┌──

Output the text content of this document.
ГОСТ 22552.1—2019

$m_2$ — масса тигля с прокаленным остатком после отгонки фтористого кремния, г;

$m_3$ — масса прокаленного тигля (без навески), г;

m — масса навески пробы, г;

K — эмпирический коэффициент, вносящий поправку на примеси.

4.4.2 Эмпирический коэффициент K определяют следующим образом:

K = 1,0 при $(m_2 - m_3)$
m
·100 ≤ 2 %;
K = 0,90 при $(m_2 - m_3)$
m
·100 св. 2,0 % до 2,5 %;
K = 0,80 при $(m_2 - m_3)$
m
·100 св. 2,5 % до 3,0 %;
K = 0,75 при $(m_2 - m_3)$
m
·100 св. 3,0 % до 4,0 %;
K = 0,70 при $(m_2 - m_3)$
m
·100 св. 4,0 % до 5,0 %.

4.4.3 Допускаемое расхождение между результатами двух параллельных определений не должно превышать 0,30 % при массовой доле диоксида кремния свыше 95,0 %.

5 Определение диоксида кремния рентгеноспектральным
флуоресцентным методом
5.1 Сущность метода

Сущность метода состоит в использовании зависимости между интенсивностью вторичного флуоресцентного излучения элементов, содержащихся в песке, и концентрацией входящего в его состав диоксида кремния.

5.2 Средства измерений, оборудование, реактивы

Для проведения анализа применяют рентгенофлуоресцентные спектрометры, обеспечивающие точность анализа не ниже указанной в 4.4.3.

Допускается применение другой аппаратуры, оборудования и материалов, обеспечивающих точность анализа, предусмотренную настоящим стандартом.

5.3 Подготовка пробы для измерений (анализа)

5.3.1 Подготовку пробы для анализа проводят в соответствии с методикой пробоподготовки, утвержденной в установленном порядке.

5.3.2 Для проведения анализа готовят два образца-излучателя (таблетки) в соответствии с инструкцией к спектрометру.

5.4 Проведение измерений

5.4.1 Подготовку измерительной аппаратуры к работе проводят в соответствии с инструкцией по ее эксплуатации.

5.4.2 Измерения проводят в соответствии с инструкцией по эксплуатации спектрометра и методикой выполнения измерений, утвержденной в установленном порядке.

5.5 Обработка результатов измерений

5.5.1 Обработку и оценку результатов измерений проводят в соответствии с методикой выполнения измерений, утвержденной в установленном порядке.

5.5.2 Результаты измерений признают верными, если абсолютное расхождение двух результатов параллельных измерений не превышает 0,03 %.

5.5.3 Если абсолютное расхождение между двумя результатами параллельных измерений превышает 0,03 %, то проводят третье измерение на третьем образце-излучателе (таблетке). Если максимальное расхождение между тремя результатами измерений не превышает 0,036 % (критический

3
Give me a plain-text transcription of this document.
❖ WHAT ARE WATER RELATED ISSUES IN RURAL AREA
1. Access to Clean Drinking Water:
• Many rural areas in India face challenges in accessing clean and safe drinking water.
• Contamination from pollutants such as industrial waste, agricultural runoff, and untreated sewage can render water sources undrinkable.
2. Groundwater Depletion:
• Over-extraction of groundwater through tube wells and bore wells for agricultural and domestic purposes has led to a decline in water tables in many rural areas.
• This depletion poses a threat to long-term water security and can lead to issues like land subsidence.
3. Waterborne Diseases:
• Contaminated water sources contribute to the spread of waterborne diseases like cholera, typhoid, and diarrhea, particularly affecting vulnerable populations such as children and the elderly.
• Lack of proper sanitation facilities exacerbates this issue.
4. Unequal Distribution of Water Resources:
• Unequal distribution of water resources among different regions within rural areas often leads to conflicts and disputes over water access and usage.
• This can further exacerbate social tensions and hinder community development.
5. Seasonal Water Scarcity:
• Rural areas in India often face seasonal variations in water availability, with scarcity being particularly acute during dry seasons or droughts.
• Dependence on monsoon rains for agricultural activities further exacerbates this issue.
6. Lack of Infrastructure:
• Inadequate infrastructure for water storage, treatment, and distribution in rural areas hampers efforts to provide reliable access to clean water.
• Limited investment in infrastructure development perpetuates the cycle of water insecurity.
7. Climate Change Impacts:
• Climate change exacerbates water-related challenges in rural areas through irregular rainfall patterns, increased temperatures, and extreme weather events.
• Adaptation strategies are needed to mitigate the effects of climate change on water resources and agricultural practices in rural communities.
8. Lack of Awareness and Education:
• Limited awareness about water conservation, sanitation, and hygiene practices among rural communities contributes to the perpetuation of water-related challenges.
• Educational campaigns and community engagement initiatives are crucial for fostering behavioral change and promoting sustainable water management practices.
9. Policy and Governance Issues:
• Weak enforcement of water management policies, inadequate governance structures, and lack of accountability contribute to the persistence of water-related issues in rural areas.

└──

■ **Task instructions**
Restate the whole listing exactly, leaving out nothing.

■ **Solution for this exercise**
Output the text content of this document.
ГОСТ 22552.1—2019

$m_2$ — масса тигля с прокаленным остатком после отгонки фтористого кремния, г;

$m_3$ — масса прокаленного тигля (без навески), г;

m — масса навески пробы, г;

K — эмпирический коэффициент, вносящий поправку на примеси.

4.4.2 Эмпирический коэффициент K определяют следующим образом:

K = 1,0 при $(m_2 - m_3)$
m
·100 ≤ 2 %;
K = 0,90 при $(m_2 - m_3)$
m
·100 св. 2,0 % до 2,5 %;
K = 0,80 при $(m_2 - m_3)$
m
·100 св. 2,5 % до 3,0 %;
K = 0,75 при $(m_2 - m_3)$
m
·100 св. 3,0 % до 4,0 %;
K = 0,70 при $(m_2 - m_3)$
m
·100 св. 4,0 % до 5,0 %.

4.4.3 Допускаемое расхождение между результатами двух параллельных определений не должно превышать 0,30 % при массовой доле диоксида кремния свыше 95,0 %.

5 Определение диоксида кремния рентгеноспектральным
флуоресцентным методом
5.1 Сущность метода

Сущность метода состоит в использовании зависимости между интенсивностью вторичного флуоресцентного излучения элементов, содержащихся в песке, и концентрацией входящего в его состав диоксида кремния.

5.2 Средства измерений, оборудование, реактивы

Для проведения анализа применяют рентгенофлуоресцентные спектрометры, обеспечивающие точность анализа не ниже указанной в 4.4.3.

Допускается применение другой аппаратуры, оборудования и материалов, обеспечивающих точность анализа, предусмотренную настоящим стандартом.

5.3 Подготовка пробы для измерений (анализа)

5.3.1 Подготовку пробы для анализа проводят в соответствии с методикой пробоподготовки, утвержденной в установленном порядке.

5.3.2 Для проведения анализа готовят два образца-излучателя (таблетки) в соответствии с инструкцией к спектрометру.

5.4 Проведение измерений

5.4.1 Подготовку измерительной аппаратуры к работе проводят в соответствии с инструкцией по ее эксплуатации.

5.4.2 Измерения проводят в соответствии с инструкцией по эксплуатации спектрометра и методикой выполнения измерений, утвержденной в установленном порядке.

5.5 Обработка результатов измерений

5.5.1 Обработку и оценку результатов измерений проводят в соответствии с методикой выполнения измерений, утвержденной в установленном порядке.

5.5.2 Результаты измерений признают верными, если абсолютное расхождение двух результатов параллельных измерений не превышает 0,03 %.

5.5.3 Если абсолютное расхождение между двумя результатами параллельных измерений превышает 0,03 %, то проводят третье измерение на третьем образце-излучателе (таблетке). Если максимальное расхождение между тремя результатами измерений не превышает 0,036 % (критический

3
Give me a plain-text transcription of this document.
❖ WHAT ARE WATER RELATED ISSUES IN RURAL AREA
1. Access to Clean Drinking Water:
• Many rural areas in India face challenges in accessing clean and safe drinking water.
• Contamination from pollutants such as industrial waste, agricultural runoff, and untreated sewage can render water sources undrinkable.
2. Groundwater Depletion:
• Over-extraction of groundwater through tube wells and bore wells for agricultural and domestic purposes has led to a decline in water tables in many rural areas.
• This depletion poses a threat to long-term water security and can lead to issues like land subsidence.
3. Waterborne Diseases:
• Contaminated water sources contribute to the spread of waterborne diseases like cholera, typhoid, and diarrhea, particularly affecting vulnerable populations such as children and the elderly.
• Lack of proper sanitation facilities exacerbates this issue.
4. Unequal Distribution of Water Resources:
• Unequal distribution of water resources among different regions within rural areas often leads to conflicts and disputes over water access and usage.
• This can further exacerbate social tensions and hinder community development.
5. Seasonal Water Scarcity:
• Rural areas in India often face seasonal variations in water availability, with scarcity being particularly acute during dry seasons or droughts.
• Dependence on monsoon rains for agricultural activities further exacerbates this issue.
6. Lack of Infrastructure:
• Inadequate infrastructure for water storage, treatment, and distribution in rural areas hampers efforts to provide reliable access to clean water.
• Limited investment in infrastructure development perpetuates the cycle of water insecurity.
7. Climate Change Impacts:
• Climate change exacerbates water-related challenges in rural areas through irregular rainfall patterns, increased temperatures, and extreme weather events.
• Adaptation strategies are needed to mitigate the effects of climate change on water resources and agricultural practices in rural communities.
8. Lack of Awareness and Education:
• Limited awareness about water conservation, sanitation, and hygiene practices among rural communities contributes to the perpetuation of water-related challenges.
• Educational campaigns and community engagement initiatives are crucial for fostering behavioral change and promoting sustainable water management practices.
9. Policy and Governance Issues:
• Weak enforcement of water management policies, inadequate governance structures, and lack of accountability contribute to the persistence of water-related issues in rural areas.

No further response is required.